▶ **INSTRUCTION**:
Repeat every record below exactly, but leave out any pictures.

═════ RECORDS SUPPLIED

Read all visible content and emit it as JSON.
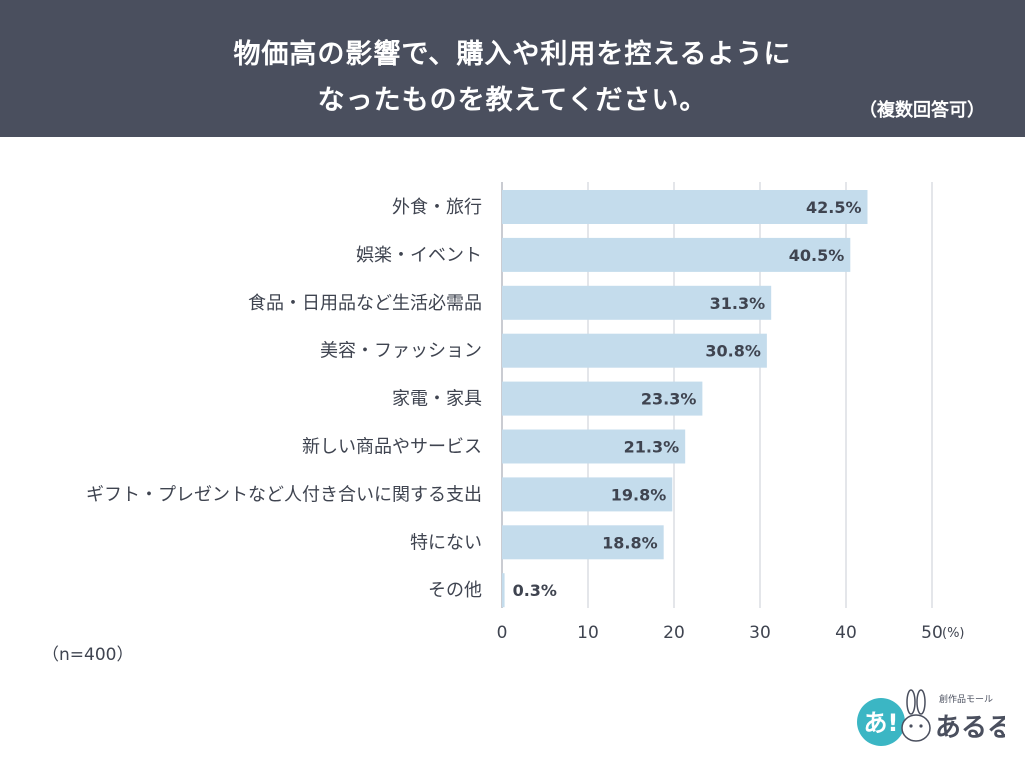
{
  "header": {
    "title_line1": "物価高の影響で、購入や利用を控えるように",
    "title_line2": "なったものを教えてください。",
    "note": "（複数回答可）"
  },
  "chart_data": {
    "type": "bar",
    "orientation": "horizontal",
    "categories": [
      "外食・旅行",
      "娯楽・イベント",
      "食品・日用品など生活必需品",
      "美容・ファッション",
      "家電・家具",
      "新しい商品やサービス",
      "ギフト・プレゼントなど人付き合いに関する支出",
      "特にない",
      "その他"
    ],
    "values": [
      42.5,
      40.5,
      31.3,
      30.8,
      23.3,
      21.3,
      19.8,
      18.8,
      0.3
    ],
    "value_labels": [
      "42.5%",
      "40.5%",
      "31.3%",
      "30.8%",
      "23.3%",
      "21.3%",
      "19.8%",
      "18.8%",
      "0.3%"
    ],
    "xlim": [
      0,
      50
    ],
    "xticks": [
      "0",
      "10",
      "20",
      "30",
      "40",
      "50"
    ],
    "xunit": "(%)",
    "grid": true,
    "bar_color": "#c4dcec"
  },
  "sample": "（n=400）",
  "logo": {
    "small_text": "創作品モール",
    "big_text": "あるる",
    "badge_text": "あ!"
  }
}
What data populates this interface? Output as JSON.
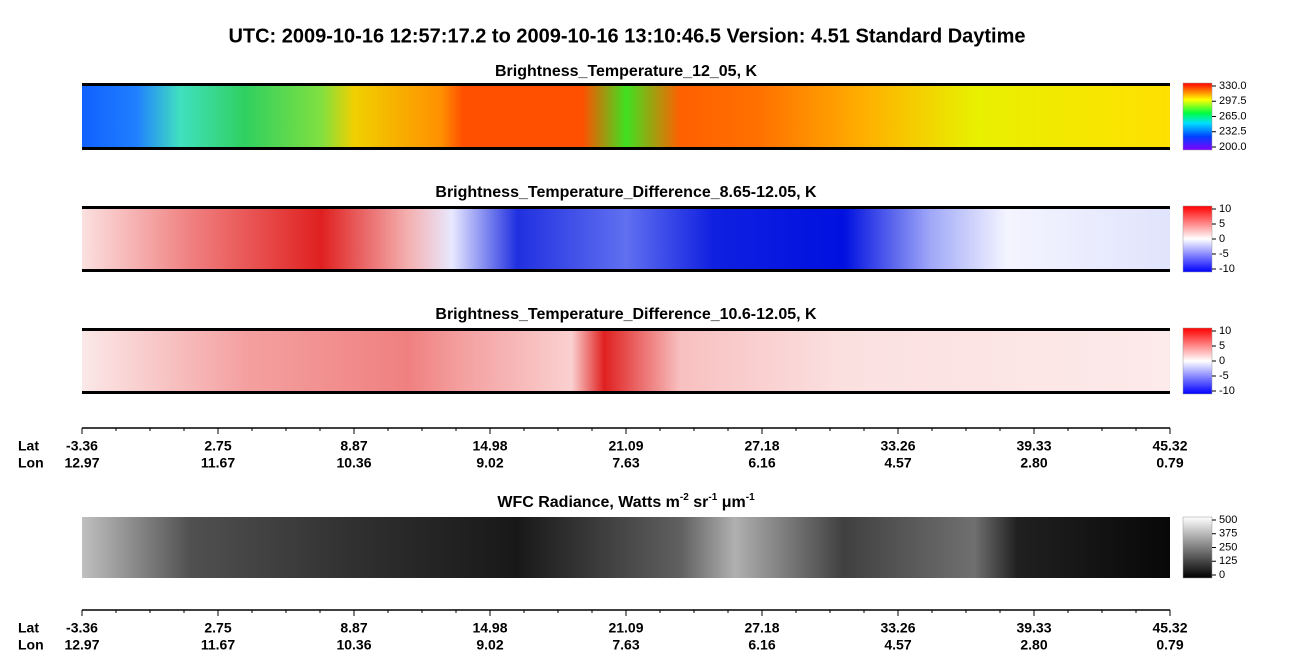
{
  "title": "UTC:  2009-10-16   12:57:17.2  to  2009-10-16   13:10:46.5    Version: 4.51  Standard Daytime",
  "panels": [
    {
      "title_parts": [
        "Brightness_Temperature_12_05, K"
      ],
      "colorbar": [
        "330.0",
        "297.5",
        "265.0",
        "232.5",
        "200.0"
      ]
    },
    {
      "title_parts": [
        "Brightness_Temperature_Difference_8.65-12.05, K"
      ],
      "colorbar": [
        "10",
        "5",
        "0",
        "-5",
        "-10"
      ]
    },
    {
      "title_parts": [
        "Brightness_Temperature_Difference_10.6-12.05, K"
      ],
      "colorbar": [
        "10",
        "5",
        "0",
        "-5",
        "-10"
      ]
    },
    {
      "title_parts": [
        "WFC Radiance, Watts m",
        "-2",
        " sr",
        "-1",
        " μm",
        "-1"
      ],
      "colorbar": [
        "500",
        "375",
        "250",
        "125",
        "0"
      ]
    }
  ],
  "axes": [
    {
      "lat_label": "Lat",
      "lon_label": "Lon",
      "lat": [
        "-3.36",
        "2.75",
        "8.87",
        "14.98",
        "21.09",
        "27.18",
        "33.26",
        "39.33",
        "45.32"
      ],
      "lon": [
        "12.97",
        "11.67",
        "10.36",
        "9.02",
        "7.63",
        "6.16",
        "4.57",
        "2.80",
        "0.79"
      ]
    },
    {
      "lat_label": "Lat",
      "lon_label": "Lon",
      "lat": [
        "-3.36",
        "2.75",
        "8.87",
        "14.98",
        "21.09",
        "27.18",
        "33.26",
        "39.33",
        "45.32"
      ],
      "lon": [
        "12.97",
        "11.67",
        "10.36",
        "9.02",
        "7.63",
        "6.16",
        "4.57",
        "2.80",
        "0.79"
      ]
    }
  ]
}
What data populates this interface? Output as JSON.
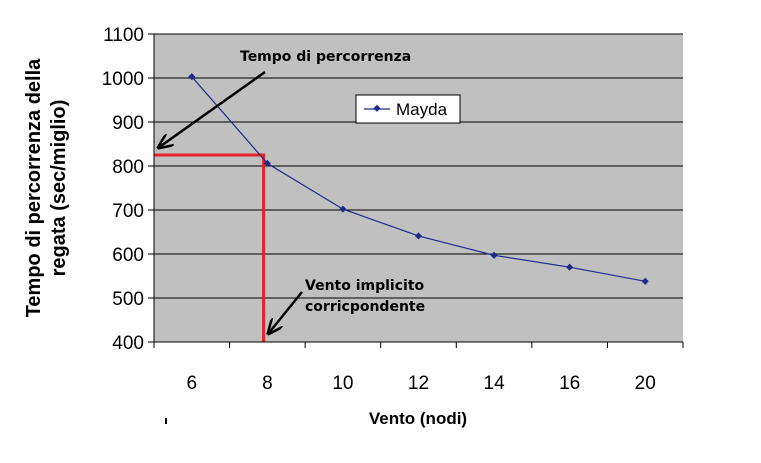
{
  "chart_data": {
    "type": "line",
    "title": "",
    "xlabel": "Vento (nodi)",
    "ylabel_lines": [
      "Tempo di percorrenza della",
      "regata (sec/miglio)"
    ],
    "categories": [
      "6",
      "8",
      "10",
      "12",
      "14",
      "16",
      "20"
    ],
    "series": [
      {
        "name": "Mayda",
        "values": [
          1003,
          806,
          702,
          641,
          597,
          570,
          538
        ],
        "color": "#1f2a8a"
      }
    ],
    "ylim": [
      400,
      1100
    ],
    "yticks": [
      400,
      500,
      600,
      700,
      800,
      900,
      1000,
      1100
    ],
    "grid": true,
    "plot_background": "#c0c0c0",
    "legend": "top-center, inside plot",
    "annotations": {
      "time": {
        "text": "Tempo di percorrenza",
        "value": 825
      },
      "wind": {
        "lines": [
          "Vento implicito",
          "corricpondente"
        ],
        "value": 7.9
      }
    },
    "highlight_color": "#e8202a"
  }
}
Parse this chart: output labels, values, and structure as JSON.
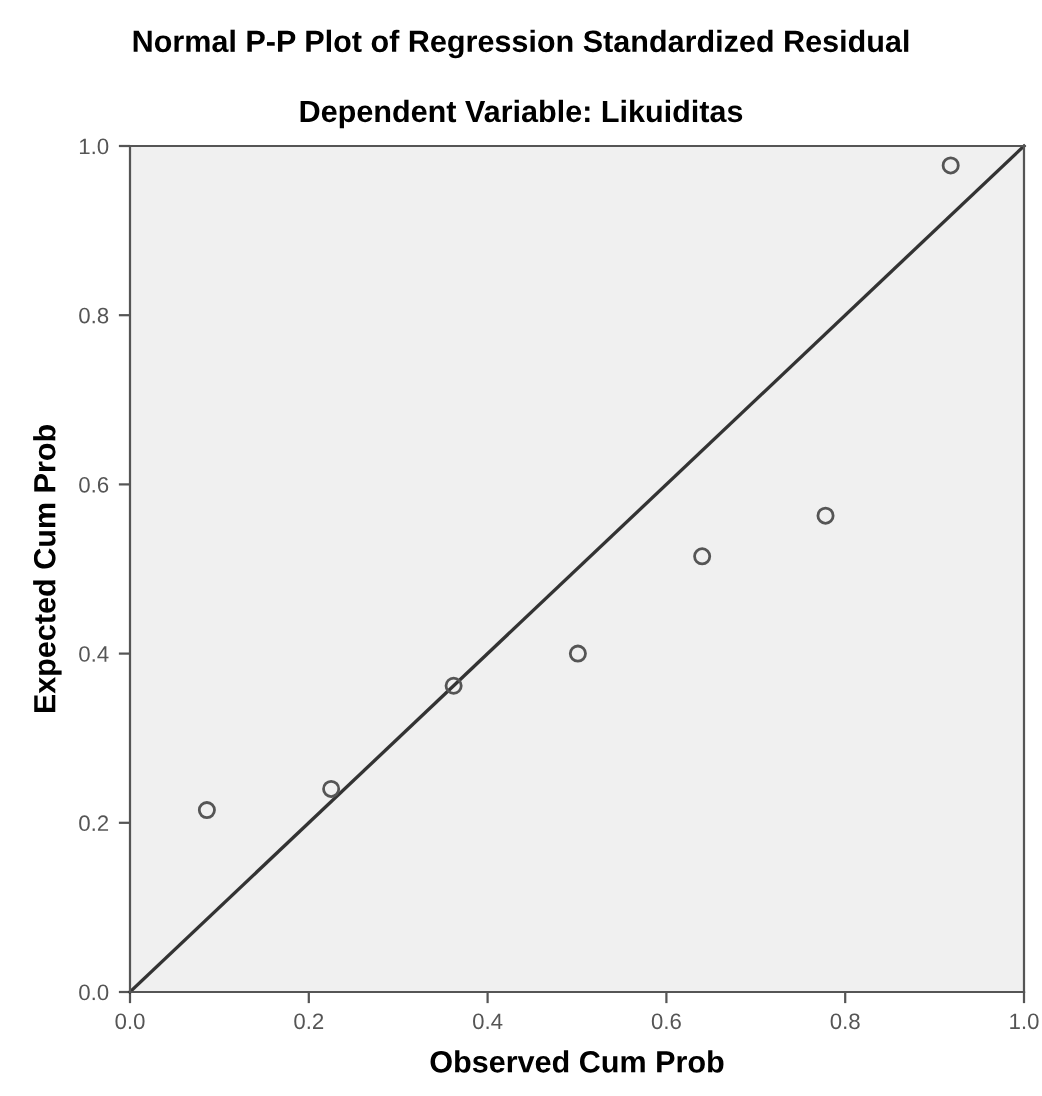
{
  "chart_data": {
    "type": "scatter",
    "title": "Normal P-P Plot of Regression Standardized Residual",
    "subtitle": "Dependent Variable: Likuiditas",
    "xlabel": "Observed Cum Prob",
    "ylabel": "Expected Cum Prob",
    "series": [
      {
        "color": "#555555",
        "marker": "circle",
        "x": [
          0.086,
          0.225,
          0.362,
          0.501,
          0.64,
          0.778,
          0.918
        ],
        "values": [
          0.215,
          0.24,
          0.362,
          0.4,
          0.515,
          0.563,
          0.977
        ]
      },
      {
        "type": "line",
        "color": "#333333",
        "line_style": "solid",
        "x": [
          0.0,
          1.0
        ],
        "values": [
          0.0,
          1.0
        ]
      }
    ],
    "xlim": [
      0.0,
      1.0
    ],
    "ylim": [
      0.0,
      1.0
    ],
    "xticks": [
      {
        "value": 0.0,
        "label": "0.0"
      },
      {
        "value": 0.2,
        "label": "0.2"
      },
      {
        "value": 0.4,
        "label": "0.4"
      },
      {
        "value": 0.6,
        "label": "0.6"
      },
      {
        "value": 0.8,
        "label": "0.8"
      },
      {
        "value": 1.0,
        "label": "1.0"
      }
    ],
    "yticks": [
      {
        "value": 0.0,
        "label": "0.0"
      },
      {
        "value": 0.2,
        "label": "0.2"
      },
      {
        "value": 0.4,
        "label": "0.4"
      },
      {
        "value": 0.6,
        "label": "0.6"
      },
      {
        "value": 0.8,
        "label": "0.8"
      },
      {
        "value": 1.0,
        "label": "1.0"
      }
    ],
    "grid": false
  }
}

══════════

▶ **EXERCISE RESPONSE**:
Read all visible content and emit it as JSON.
{
  "header": {
    "title_line1": "物価高の影響で、購入や利用を控えるように",
    "title_line2": "なったものを教えてください。",
    "note": "（複数回答可）"
  },
  "chart_data": {
    "type": "bar",
    "orientation": "horizontal",
    "categories": [
      "外食・旅行",
      "娯楽・イベント",
      "食品・日用品など生活必需品",
      "美容・ファッション",
      "家電・家具",
      "新しい商品やサービス",
      "ギフト・プレゼントなど人付き合いに関する支出",
      "特にない",
      "その他"
    ],
    "values": [
      42.5,
      40.5,
      31.3,
      30.8,
      23.3,
      21.3,
      19.8,
      18.8,
      0.3
    ],
    "value_labels": [
      "42.5%",
      "40.5%",
      "31.3%",
      "30.8%",
      "23.3%",
      "21.3%",
      "19.8%",
      "18.8%",
      "0.3%"
    ],
    "xlim": [
      0,
      50
    ],
    "xticks": [
      "0",
      "10",
      "20",
      "30",
      "40",
      "50"
    ],
    "xunit": "(%)",
    "grid": true,
    "bar_color": "#c4dcec"
  },
  "sample": "（n=400）",
  "logo": {
    "small_text": "創作品モール",
    "big_text": "あるる",
    "badge_text": "あ!"
  }
}
What data populates this interface? Output as JSON.
{
  "title": "UTC:  2009-10-16   12:57:17.2  to  2009-10-16   13:10:46.5    Version: 4.51  Standard Daytime",
  "panels": [
    {
      "title_parts": [
        "Brightness_Temperature_12_05, K"
      ],
      "colorbar": [
        "330.0",
        "297.5",
        "265.0",
        "232.5",
        "200.0"
      ]
    },
    {
      "title_parts": [
        "Brightness_Temperature_Difference_8.65-12.05, K"
      ],
      "colorbar": [
        "10",
        "5",
        "0",
        "-5",
        "-10"
      ]
    },
    {
      "title_parts": [
        "Brightness_Temperature_Difference_10.6-12.05, K"
      ],
      "colorbar": [
        "10",
        "5",
        "0",
        "-5",
        "-10"
      ]
    },
    {
      "title_parts": [
        "WFC Radiance, Watts m",
        "-2",
        " sr",
        "-1",
        " μm",
        "-1"
      ],
      "colorbar": [
        "500",
        "375",
        "250",
        "125",
        "0"
      ]
    }
  ],
  "axes": [
    {
      "lat_label": "Lat",
      "lon_label": "Lon",
      "lat": [
        "-3.36",
        "2.75",
        "8.87",
        "14.98",
        "21.09",
        "27.18",
        "33.26",
        "39.33",
        "45.32"
      ],
      "lon": [
        "12.97",
        "11.67",
        "10.36",
        "9.02",
        "7.63",
        "6.16",
        "4.57",
        "2.80",
        "0.79"
      ]
    },
    {
      "lat_label": "Lat",
      "lon_label": "Lon",
      "lat": [
        "-3.36",
        "2.75",
        "8.87",
        "14.98",
        "21.09",
        "27.18",
        "33.26",
        "39.33",
        "45.32"
      ],
      "lon": [
        "12.97",
        "11.67",
        "10.36",
        "9.02",
        "7.63",
        "6.16",
        "4.57",
        "2.80",
        "0.79"
      ]
    }
  ]
}
What data populates this interface? Output as JSON.
{
  "chart_data": {
    "type": "line",
    "title": "",
    "xlabel": "Vento (nodi)",
    "ylabel_lines": [
      "Tempo di percorrenza della",
      "regata (sec/miglio)"
    ],
    "categories": [
      "6",
      "8",
      "10",
      "12",
      "14",
      "16",
      "20"
    ],
    "series": [
      {
        "name": "Mayda",
        "values": [
          1003,
          806,
          702,
          641,
          597,
          570,
          538
        ],
        "color": "#1f2a8a"
      }
    ],
    "ylim": [
      400,
      1100
    ],
    "yticks": [
      400,
      500,
      600,
      700,
      800,
      900,
      1000,
      1100
    ],
    "grid": true,
    "plot_background": "#c0c0c0",
    "legend": "top-center, inside plot",
    "annotations": {
      "time": {
        "text": "Tempo di percorrenza",
        "value": 825
      },
      "wind": {
        "lines": [
          "Vento implicito",
          "corricpondente"
        ],
        "value": 7.9
      }
    },
    "highlight_color": "#e8202a"
  }
}
Parse this chart: output labels, values, and structure as JSON.
{
  "chart_data": {
    "type": "scatter",
    "title": "Normal P-P Plot of Regression Standardized Residual",
    "subtitle": "Dependent Variable: Likuiditas",
    "xlabel": "Observed Cum Prob",
    "ylabel": "Expected Cum Prob",
    "series": [
      {
        "color": "#555555",
        "marker": "circle",
        "x": [
          0.086,
          0.225,
          0.362,
          0.501,
          0.64,
          0.778,
          0.918
        ],
        "values": [
          0.215,
          0.24,
          0.362,
          0.4,
          0.515,
          0.563,
          0.977
        ]
      },
      {
        "type": "line",
        "color": "#333333",
        "line_style": "solid",
        "x": [
          0.0,
          1.0
        ],
        "values": [
          0.0,
          1.0
        ]
      }
    ],
    "xlim": [
      0.0,
      1.0
    ],
    "ylim": [
      0.0,
      1.0
    ],
    "xticks": [
      {
        "value": 0.0,
        "label": "0.0"
      },
      {
        "value": 0.2,
        "label": "0.2"
      },
      {
        "value": 0.4,
        "label": "0.4"
      },
      {
        "value": 0.6,
        "label": "0.6"
      },
      {
        "value": 0.8,
        "label": "0.8"
      },
      {
        "value": 1.0,
        "label": "1.0"
      }
    ],
    "yticks": [
      {
        "value": 0.0,
        "label": "0.0"
      },
      {
        "value": 0.2,
        "label": "0.2"
      },
      {
        "value": 0.4,
        "label": "0.4"
      },
      {
        "value": 0.6,
        "label": "0.6"
      },
      {
        "value": 0.8,
        "label": "0.8"
      },
      {
        "value": 1.0,
        "label": "1.0"
      }
    ],
    "grid": false
  }
}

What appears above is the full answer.